**Exercise:** Write out the records again, exactly, leaving none out.

**Dataset entries:**
+===+
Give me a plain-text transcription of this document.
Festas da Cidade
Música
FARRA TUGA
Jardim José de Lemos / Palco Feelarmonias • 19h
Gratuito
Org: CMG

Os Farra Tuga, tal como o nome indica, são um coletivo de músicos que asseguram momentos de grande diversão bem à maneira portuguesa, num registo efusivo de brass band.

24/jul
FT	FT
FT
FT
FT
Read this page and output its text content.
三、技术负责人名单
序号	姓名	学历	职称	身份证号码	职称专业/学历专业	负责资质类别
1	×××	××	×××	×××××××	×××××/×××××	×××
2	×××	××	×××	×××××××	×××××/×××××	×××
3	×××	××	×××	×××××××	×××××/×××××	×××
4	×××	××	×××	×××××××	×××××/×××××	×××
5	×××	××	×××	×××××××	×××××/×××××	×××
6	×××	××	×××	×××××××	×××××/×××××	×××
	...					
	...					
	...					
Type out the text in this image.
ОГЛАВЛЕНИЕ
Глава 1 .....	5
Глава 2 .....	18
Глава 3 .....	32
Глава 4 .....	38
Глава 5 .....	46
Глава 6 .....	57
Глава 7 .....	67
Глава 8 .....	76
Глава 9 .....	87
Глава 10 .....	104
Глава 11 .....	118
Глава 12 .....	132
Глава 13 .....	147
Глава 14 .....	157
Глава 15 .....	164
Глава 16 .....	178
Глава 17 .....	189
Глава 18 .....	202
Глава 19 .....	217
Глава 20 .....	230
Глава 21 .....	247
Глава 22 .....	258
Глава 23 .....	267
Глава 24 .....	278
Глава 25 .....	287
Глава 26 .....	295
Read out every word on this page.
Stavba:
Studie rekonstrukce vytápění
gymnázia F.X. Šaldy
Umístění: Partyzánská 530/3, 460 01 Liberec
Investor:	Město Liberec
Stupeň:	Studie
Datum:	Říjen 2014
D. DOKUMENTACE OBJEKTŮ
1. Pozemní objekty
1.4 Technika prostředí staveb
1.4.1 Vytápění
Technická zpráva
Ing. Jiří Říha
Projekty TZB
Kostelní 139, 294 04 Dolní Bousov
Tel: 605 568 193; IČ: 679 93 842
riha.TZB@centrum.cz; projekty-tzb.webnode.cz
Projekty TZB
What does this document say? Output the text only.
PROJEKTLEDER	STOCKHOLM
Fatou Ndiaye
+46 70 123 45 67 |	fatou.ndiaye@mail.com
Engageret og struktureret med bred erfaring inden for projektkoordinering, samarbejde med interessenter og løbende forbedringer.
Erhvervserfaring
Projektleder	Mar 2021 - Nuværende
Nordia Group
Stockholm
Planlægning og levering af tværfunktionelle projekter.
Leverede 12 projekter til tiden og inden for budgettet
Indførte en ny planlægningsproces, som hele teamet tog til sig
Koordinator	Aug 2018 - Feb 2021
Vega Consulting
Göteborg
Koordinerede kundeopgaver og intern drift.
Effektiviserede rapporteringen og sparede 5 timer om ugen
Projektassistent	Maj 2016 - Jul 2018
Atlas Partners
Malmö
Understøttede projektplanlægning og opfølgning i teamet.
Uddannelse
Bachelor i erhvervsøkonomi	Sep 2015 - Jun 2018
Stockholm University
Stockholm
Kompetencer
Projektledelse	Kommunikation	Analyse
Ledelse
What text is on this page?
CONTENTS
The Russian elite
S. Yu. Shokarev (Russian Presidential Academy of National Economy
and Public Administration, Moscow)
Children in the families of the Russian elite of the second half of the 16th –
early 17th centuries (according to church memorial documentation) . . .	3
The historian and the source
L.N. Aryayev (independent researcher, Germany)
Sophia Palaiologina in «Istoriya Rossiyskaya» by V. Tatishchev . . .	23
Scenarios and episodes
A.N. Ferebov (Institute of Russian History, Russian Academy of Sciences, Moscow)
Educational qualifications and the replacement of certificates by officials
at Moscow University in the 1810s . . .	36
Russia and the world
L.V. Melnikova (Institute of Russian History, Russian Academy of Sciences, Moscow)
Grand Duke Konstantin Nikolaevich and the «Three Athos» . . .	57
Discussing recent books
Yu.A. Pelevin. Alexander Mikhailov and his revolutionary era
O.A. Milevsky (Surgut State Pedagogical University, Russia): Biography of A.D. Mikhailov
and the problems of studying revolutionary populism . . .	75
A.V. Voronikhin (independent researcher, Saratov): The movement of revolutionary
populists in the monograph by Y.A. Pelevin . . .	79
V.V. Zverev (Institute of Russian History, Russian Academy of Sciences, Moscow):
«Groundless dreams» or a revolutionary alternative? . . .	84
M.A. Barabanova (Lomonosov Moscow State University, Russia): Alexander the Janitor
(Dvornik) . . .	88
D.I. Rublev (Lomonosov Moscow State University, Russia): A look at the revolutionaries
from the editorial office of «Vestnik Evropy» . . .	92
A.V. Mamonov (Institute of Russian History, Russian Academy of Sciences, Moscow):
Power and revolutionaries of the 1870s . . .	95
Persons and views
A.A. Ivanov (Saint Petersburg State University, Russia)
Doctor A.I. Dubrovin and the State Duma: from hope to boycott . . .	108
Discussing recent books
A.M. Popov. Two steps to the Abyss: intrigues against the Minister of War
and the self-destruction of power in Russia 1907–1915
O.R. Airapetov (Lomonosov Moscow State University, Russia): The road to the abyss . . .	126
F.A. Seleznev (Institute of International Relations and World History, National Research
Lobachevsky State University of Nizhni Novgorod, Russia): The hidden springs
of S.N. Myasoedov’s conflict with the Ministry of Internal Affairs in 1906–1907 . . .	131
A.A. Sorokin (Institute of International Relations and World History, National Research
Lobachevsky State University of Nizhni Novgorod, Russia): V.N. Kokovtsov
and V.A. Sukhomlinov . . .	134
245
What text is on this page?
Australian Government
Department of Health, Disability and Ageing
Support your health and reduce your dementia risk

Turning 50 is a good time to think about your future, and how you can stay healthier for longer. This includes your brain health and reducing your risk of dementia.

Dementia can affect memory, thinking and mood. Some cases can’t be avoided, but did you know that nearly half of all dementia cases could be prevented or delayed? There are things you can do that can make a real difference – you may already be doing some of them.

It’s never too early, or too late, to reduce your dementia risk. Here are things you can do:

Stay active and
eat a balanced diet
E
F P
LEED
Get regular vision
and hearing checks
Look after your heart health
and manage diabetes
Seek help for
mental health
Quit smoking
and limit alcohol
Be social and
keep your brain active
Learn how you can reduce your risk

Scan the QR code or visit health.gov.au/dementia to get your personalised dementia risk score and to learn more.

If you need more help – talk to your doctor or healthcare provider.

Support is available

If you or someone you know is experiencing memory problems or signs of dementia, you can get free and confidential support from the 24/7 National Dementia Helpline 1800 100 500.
+===+
**Response to this task:**
Give me a plain-text transcription of this document.
Festas da Cidade
Música
FARRA TUGA
Jardim José de Lemos / Palco Feelarmonias • 19h
Gratuito
Org: CMG

Os Farra Tuga, tal como o nome indica, são um coletivo de músicos que asseguram momentos de grande diversão bem à maneira portuguesa, num registo efusivo de brass band.

24/jul
FT	FT
FT
FT
FT
Read this page and output its text content.
三、技术负责人名单
序号	姓名	学历	职称	身份证号码	职称专业/学历专业	负责资质类别
1	×××	××	×××	×××××××	×××××/×××××	×××
2	×××	××	×××	×××××××	×××××/×××××	×××
3	×××	××	×××	×××××××	×××××/×××××	×××
4	×××	××	×××	×××××××	×××××/×××××	×××
5	×××	××	×××	×××××××	×××××/×××××	×××
6	×××	××	×××	×××××××	×××××/×××××	×××
	...					
	...					
	...					
Type out the text in this image.
ОГЛАВЛЕНИЕ
Глава 1 .....	5
Глава 2 .....	18
Глава 3 .....	32
Глава 4 .....	38
Глава 5 .....	46
Глава 6 .....	57
Глава 7 .....	67
Глава 8 .....	76
Глава 9 .....	87
Глава 10 .....	104
Глава 11 .....	118
Глава 12 .....	132
Глава 13 .....	147
Глава 14 .....	157
Глава 15 .....	164
Глава 16 .....	178
Глава 17 .....	189
Глава 18 .....	202
Глава 19 .....	217
Глава 20 .....	230
Глава 21 .....	247
Глава 22 .....	258
Глава 23 .....	267
Глава 24 .....	278
Глава 25 .....	287
Глава 26 .....	295
Read out every word on this page.
Stavba:
Studie rekonstrukce vytápění
gymnázia F.X. Šaldy
Umístění: Partyzánská 530/3, 460 01 Liberec
Investor:	Město Liberec
Stupeň:	Studie
Datum:	Říjen 2014
D. DOKUMENTACE OBJEKTŮ
1. Pozemní objekty
1.4 Technika prostředí staveb
1.4.1 Vytápění
Technická zpráva
Ing. Jiří Říha
Projekty TZB
Kostelní 139, 294 04 Dolní Bousov
Tel: 605 568 193; IČ: 679 93 842
riha.TZB@centrum.cz; projekty-tzb.webnode.cz
Projekty TZB
What does this document say? Output the text only.
PROJEKTLEDER	STOCKHOLM
Fatou Ndiaye
+46 70 123 45 67 |	fatou.ndiaye@mail.com
Engageret og struktureret med bred erfaring inden for projektkoordinering, samarbejde med interessenter og løbende forbedringer.
Erhvervserfaring
Projektleder	Mar 2021 - Nuværende
Nordia Group
Stockholm
Planlægning og levering af tværfunktionelle projekter.
Leverede 12 projekter til tiden og inden for budgettet
Indførte en ny planlægningsproces, som hele teamet tog til sig
Koordinator	Aug 2018 - Feb 2021
Vega Consulting
Göteborg
Koordinerede kundeopgaver og intern drift.
Effektiviserede rapporteringen og sparede 5 timer om ugen
Projektassistent	Maj 2016 - Jul 2018
Atlas Partners
Malmö
Understøttede projektplanlægning og opfølgning i teamet.
Uddannelse
Bachelor i erhvervsøkonomi	Sep 2015 - Jun 2018
Stockholm University
Stockholm
Kompetencer
Projektledelse	Kommunikation	Analyse
Ledelse
What text is on this page?
CONTENTS
The Russian elite
S. Yu. Shokarev (Russian Presidential Academy of National Economy
and Public Administration, Moscow)
Children in the families of the Russian elite of the second half of the 16th –
early 17th centuries (according to church memorial documentation) . . .	3
The historian and the source
L.N. Aryayev (independent researcher, Germany)
Sophia Palaiologina in «Istoriya Rossiyskaya» by V. Tatishchev . . .	23
Scenarios and episodes
A.N. Ferebov (Institute of Russian History, Russian Academy of Sciences, Moscow)
Educational qualifications and the replacement of certificates by officials
at Moscow University in the 1810s . . .	36
Russia and the world
L.V. Melnikova (Institute of Russian History, Russian Academy of Sciences, Moscow)
Grand Duke Konstantin Nikolaevich and the «Three Athos» . . .	57
Discussing recent books
Yu.A. Pelevin. Alexander Mikhailov and his revolutionary era
O.A. Milevsky (Surgut State Pedagogical University, Russia): Biography of A.D. Mikhailov
and the problems of studying revolutionary populism . . .	75
A.V. Voronikhin (independent researcher, Saratov): The movement of revolutionary
populists in the monograph by Y.A. Pelevin . . .	79
V.V. Zverev (Institute of Russian History, Russian Academy of Sciences, Moscow):
«Groundless dreams» or a revolutionary alternative? . . .	84
M.A. Barabanova (Lomonosov Moscow State University, Russia): Alexander the Janitor
(Dvornik) . . .	88
D.I. Rublev (Lomonosov Moscow State University, Russia): A look at the revolutionaries
from the editorial office of «Vestnik Evropy» . . .	92
A.V. Mamonov (Institute of Russian History, Russian Academy of Sciences, Moscow):
Power and revolutionaries of the 1870s . . .	95
Persons and views
A.A. Ivanov (Saint Petersburg State University, Russia)
Doctor A.I. Dubrovin and the State Duma: from hope to boycott . . .	108
Discussing recent books
A.M. Popov. Two steps to the Abyss: intrigues against the Minister of War
and the self-destruction of power in Russia 1907–1915
O.R. Airapetov (Lomonosov Moscow State University, Russia): The road to the abyss . . .	126
F.A. Seleznev (Institute of International Relations and World History, National Research
Lobachevsky State University of Nizhni Novgorod, Russia): The hidden springs
of S.N. Myasoedov’s conflict with the Ministry of Internal Affairs in 1906–1907 . . .	131
A.A. Sorokin (Institute of International Relations and World History, National Research
Lobachevsky State University of Nizhni Novgorod, Russia): V.N. Kokovtsov
and V.A. Sukhomlinov . . .	134
245
What text is on this page?
Australian Government
Department of Health, Disability and Ageing
Support your health and reduce your dementia risk

Turning 50 is a good time to think about your future, and how you can stay healthier for longer. This includes your brain health and reducing your risk of dementia.

Dementia can affect memory, thinking and mood. Some cases can’t be avoided, but did you know that nearly half of all dementia cases could be prevented or delayed? There are things you can do that can make a real difference – you may already be doing some of them.

It’s never too early, or too late, to reduce your dementia risk. Here are things you can do:

Stay active and
eat a balanced diet
E
F P
LEED
Get regular vision
and hearing checks
Look after your heart health
and manage diabetes
Seek help for
mental health
Quit smoking
and limit alcohol
Be social and
keep your brain active
Learn how you can reduce your risk

Scan the QR code or visit health.gov.au/dementia to get your personalised dementia risk score and to learn more.

If you need more help – talk to your doctor or healthcare provider.

Support is available

If you or someone you know is experiencing memory problems or signs of dementia, you can get free and confidential support from the 24/7 National Dementia Helpline 1800 100 500.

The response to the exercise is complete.